◆ **TASK DETAILS**: Check each line of the listing below for the string "инженерных", and copy the ones that have it.
--- START OF ENTRIES SUPPLIED ---
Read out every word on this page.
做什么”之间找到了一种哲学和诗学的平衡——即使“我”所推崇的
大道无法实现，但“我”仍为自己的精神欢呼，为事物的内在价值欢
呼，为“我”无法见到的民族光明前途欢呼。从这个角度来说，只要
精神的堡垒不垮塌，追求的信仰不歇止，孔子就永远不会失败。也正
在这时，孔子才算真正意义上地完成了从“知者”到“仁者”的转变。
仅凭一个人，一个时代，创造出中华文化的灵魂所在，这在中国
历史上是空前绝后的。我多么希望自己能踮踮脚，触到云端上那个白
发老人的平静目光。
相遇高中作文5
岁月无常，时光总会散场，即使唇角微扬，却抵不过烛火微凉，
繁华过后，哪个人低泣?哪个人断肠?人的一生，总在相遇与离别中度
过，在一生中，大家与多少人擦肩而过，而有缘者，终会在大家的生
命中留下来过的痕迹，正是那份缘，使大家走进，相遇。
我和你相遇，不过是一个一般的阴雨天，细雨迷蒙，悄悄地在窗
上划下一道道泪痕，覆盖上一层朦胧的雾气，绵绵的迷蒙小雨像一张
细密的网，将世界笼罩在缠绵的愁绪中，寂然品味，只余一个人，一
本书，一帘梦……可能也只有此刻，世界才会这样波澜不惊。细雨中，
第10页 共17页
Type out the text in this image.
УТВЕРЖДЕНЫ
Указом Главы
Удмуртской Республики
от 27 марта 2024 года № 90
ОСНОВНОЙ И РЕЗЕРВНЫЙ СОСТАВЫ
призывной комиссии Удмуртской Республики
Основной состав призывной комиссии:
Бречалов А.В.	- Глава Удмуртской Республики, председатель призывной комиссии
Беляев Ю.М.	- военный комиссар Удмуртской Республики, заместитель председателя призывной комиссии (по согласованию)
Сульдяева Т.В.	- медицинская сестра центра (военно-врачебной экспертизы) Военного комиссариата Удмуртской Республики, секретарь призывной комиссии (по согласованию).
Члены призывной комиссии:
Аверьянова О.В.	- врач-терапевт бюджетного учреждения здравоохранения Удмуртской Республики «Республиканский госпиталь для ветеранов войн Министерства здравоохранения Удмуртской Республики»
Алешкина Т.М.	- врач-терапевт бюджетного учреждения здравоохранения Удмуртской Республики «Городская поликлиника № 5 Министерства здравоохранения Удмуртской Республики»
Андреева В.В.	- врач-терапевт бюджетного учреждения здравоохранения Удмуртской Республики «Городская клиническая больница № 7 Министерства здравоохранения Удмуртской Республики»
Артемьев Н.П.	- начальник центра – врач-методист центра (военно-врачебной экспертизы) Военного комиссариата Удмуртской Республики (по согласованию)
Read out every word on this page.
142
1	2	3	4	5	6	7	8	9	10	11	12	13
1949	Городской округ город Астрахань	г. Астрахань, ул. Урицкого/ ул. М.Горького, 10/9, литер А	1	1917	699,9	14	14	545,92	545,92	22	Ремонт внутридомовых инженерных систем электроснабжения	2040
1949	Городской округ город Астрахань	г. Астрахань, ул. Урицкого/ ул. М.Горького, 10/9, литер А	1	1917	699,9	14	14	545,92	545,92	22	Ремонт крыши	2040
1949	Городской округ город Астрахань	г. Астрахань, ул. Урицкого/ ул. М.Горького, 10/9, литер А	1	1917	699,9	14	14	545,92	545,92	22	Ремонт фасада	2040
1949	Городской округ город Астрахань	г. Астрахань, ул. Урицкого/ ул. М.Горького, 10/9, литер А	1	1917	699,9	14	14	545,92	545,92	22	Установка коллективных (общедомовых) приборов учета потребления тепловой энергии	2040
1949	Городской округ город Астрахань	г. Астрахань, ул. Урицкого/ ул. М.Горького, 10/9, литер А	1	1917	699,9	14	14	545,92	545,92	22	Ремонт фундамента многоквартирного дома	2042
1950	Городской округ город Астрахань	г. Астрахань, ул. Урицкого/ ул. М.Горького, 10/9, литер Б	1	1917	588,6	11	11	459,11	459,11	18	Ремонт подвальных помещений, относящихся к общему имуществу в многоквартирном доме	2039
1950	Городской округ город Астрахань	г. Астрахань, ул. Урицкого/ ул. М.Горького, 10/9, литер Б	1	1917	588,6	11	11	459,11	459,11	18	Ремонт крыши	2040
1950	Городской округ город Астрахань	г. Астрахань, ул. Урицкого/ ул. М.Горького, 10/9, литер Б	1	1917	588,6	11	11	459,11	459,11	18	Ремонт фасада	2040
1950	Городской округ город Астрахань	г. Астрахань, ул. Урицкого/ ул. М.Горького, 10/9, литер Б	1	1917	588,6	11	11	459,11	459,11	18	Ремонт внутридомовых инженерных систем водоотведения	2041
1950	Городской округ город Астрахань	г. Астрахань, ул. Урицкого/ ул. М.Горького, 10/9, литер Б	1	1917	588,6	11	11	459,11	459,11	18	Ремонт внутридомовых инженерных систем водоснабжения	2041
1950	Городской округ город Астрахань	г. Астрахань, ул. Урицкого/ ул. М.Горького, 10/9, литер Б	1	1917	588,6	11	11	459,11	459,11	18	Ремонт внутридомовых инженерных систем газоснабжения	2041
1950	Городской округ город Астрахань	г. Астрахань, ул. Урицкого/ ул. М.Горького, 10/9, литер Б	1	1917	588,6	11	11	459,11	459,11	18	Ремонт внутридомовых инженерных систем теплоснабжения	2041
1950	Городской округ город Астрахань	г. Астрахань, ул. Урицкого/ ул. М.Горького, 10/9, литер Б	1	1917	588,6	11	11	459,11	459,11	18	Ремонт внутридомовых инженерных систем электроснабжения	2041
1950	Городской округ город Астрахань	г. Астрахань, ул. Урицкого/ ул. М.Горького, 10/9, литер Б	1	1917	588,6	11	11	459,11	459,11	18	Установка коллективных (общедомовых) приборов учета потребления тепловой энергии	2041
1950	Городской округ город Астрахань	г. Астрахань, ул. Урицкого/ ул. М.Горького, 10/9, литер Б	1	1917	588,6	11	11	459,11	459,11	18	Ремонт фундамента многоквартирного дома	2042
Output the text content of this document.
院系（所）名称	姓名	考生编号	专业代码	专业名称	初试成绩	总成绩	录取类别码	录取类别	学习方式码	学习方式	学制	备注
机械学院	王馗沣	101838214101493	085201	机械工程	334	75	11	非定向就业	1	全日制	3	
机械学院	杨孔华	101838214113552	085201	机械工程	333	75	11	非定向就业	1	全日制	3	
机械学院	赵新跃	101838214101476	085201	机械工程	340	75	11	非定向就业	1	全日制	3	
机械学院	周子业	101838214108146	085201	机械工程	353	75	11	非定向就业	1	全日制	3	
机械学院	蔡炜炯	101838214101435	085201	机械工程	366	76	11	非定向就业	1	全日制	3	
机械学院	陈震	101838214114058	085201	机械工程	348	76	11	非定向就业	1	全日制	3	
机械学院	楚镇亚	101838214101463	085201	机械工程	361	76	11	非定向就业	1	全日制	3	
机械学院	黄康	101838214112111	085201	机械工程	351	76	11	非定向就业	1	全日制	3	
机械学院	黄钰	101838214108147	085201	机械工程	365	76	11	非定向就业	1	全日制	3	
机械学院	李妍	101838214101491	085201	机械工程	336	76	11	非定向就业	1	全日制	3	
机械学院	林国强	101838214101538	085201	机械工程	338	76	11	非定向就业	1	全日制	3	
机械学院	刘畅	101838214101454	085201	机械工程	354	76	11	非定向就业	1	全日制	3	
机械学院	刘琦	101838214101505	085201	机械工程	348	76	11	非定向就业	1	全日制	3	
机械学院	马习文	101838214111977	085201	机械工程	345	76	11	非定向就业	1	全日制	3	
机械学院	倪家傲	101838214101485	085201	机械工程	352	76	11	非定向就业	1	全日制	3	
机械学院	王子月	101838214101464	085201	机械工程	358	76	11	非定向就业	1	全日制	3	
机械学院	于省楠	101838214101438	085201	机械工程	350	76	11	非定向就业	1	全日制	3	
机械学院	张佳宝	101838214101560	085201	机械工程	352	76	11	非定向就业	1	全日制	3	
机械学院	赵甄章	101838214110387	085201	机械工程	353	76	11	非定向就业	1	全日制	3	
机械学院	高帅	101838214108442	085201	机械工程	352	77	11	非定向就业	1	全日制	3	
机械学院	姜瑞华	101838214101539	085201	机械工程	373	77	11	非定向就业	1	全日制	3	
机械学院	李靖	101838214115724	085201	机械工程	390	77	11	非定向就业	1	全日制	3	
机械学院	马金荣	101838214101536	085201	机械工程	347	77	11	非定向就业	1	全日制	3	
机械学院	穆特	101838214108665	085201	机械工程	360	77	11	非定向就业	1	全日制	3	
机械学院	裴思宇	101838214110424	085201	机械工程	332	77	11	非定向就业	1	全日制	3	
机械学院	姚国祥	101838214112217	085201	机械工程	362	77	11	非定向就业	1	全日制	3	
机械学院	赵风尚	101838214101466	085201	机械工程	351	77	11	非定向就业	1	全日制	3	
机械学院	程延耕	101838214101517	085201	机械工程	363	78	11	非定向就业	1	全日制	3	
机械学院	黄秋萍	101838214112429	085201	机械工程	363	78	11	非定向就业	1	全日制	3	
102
--- END OF ENTRIES SUPPLIED ---
◆ **TASK RESULT**:
1949	Городской округ город Астрахань	г. Астрахань, ул. Урицкого/ ул. М.Горького, 10/9, литер А	1	1917	699,9	14	14	545,92	545,92	22	Ремонт внутридомовых инженерных систем электроснабжения	2040
1950	Городской округ город Астрахань	г. Астрахань, ул. Урицкого/ ул. М.Горького, 10/9, литер Б	1	1917	588,6	11	11	459,11	459,11	18	Ремонт внутридомовых инженерных систем водоотведения	2041
1950	Городской округ город Астрахань	г. Астрахань, ул. Урицкого/ ул. М.Горького, 10/9, литер Б	1	1917	588,6	11	11	459,11	459,11	18	Ремонт внутридомовых инженерных систем водоснабжения	2041
1950	Городской округ город Астрахань	г. Астрахань, ул. Урицкого/ ул. М.Горького, 10/9, литер Б	1	1917	588,6	11	11	459,11	459,11	18	Ремонт внутридомовых инженерных систем газоснабжения	2041
1950	Городской округ город Астрахань	г. Астрахань, ул. Урицкого/ ул. М.Горького, 10/9, литер Б	1	1917	588,6	11	11	459,11	459,11	18	Ремонт внутридомовых инженерных систем теплоснабжения	2041
1950	Городской округ город Астрахань	г. Астрахань, ул. Урицкого/ ул. М.Горького, 10/9, литер Б	1	1917	588,6	11	11	459,11	459,11	18	Ремонт внутридомовых инженерных систем электроснабжения	2041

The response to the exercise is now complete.